■ **Set problem**: Read through the records below and copy each line that uses the word "then".
--- start ---
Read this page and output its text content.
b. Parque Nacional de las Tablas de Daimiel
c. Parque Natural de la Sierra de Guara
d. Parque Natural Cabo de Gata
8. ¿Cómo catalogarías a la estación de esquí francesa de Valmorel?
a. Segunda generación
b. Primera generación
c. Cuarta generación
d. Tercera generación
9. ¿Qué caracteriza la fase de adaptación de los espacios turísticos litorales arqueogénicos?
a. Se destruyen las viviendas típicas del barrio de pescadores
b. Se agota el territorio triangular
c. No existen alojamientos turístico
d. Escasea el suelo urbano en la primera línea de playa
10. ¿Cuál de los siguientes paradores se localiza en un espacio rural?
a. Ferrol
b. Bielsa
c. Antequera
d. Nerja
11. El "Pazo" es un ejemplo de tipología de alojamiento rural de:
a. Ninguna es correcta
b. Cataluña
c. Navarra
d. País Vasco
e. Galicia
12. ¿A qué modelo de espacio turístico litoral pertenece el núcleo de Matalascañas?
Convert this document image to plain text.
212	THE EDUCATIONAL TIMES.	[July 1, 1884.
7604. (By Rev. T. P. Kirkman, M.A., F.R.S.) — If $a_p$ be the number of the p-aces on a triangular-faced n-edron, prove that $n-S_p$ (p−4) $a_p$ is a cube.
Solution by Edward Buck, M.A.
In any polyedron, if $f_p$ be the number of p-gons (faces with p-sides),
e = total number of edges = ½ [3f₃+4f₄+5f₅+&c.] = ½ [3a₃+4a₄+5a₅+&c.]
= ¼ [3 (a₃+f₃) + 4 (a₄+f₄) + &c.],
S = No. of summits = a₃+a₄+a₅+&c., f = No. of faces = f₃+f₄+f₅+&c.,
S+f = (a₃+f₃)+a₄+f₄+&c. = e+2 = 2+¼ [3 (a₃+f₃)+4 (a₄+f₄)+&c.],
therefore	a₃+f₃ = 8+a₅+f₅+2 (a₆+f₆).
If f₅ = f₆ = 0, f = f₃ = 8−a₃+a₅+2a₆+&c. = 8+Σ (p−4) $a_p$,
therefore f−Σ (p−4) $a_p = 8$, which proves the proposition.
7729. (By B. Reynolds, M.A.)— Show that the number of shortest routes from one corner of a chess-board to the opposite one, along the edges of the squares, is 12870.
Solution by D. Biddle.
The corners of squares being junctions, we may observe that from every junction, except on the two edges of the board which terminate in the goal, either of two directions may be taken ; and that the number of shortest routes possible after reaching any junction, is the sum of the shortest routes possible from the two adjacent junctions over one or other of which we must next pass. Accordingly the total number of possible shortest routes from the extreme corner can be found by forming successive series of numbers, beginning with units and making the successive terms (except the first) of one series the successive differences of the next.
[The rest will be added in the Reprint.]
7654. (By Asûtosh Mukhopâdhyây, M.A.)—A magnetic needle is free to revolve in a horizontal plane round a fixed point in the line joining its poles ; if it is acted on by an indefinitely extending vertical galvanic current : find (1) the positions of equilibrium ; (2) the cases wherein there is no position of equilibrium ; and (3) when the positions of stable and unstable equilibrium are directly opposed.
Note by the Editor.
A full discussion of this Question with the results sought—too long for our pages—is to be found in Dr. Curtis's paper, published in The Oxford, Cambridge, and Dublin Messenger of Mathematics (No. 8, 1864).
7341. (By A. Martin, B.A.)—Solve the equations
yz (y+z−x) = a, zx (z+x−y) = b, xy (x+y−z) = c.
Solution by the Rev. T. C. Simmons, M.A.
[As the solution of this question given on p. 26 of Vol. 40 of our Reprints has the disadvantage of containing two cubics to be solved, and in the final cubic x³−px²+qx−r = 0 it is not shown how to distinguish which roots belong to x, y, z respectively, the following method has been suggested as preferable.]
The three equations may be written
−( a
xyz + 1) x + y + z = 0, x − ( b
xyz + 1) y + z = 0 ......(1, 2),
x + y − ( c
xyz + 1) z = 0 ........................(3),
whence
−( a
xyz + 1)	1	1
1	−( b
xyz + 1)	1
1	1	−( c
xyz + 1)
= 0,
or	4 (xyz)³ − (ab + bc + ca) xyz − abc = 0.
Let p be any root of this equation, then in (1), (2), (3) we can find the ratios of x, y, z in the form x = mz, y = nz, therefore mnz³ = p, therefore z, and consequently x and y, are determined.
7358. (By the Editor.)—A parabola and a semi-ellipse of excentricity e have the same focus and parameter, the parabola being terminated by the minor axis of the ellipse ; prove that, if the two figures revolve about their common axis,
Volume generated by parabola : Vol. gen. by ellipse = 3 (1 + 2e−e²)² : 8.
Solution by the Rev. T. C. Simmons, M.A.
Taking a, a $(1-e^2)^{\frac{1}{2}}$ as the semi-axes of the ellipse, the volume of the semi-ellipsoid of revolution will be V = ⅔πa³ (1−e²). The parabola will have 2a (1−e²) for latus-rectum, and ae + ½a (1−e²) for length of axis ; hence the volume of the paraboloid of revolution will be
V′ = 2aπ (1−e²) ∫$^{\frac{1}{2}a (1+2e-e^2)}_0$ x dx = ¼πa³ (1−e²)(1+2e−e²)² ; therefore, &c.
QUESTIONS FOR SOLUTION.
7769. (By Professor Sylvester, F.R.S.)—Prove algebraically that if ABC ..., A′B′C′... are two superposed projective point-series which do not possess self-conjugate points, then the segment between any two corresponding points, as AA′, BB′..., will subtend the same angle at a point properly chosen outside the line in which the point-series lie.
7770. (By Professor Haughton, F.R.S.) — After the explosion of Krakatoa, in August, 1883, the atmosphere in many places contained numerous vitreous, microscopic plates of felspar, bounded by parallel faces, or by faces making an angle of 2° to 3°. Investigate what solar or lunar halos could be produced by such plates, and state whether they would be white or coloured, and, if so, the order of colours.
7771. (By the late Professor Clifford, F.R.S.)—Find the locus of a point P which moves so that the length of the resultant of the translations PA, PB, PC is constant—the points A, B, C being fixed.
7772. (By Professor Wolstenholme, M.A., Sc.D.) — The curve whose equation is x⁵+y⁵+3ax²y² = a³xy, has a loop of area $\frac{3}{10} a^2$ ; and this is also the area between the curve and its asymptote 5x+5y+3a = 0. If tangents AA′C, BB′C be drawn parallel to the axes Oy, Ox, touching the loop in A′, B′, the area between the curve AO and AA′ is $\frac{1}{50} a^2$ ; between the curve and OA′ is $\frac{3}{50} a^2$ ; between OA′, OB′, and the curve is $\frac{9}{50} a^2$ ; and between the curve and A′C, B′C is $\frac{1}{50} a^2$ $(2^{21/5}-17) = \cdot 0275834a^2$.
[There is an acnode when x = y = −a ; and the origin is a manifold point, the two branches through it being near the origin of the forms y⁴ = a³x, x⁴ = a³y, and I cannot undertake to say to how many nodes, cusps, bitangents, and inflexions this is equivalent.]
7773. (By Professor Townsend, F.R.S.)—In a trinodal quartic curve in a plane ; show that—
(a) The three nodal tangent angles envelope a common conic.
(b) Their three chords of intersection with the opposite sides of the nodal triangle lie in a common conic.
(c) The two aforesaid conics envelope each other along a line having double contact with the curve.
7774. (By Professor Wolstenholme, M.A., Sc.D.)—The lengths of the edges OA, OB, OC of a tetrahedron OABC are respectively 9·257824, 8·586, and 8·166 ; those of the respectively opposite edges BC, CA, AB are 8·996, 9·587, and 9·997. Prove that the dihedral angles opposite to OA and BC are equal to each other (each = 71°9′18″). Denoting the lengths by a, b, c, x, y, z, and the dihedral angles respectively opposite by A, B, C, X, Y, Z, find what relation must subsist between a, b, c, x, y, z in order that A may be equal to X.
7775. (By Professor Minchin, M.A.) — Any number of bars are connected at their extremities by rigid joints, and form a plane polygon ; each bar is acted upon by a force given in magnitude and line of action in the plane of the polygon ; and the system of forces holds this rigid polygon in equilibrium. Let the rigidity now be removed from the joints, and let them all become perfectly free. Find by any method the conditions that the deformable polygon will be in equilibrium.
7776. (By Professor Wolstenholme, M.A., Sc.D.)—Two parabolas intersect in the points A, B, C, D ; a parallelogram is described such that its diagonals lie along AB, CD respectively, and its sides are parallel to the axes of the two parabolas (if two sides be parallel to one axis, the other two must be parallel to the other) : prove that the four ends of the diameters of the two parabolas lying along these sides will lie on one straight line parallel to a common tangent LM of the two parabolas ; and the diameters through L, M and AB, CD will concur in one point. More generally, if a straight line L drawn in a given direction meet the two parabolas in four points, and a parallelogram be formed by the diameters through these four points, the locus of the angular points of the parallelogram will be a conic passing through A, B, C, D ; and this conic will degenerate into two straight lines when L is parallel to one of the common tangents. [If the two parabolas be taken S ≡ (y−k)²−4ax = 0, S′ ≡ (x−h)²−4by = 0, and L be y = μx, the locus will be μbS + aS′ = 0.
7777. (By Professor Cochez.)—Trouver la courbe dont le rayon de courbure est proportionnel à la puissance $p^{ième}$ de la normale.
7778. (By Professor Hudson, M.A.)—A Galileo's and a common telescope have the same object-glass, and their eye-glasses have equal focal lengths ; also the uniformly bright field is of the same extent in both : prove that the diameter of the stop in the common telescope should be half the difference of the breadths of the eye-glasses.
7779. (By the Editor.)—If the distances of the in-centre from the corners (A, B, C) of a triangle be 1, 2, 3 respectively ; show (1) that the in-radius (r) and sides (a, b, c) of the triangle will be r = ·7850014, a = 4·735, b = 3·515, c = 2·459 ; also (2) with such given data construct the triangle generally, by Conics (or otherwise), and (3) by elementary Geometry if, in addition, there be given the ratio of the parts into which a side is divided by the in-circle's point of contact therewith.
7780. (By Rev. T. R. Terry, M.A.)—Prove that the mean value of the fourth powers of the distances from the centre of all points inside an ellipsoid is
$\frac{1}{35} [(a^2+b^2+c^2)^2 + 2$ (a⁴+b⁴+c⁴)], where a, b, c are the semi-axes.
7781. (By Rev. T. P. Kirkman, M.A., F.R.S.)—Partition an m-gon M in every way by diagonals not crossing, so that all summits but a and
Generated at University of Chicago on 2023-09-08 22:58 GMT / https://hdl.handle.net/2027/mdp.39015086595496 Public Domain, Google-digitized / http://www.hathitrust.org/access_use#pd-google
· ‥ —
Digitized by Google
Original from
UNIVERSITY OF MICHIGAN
--- end ---
■ **In response**:
Let p be any root of this equation, then in (1), (2), (3) we can find the ratios of x, y, z in the form x = mz, y = nz, therefore mnz³ = p, therefore z, and consequently x and y, are determined.
7769. (By Professor Sylvester, F.R.S.)—Prove algebraically that if ABC ..., A′B′C′... are two superposed projective point-series which do not possess self-conjugate points, then the segment between any two corresponding points, as AA′, BB′..., will subtend the same angle at a point properly chosen outside the line in which the point-series lie.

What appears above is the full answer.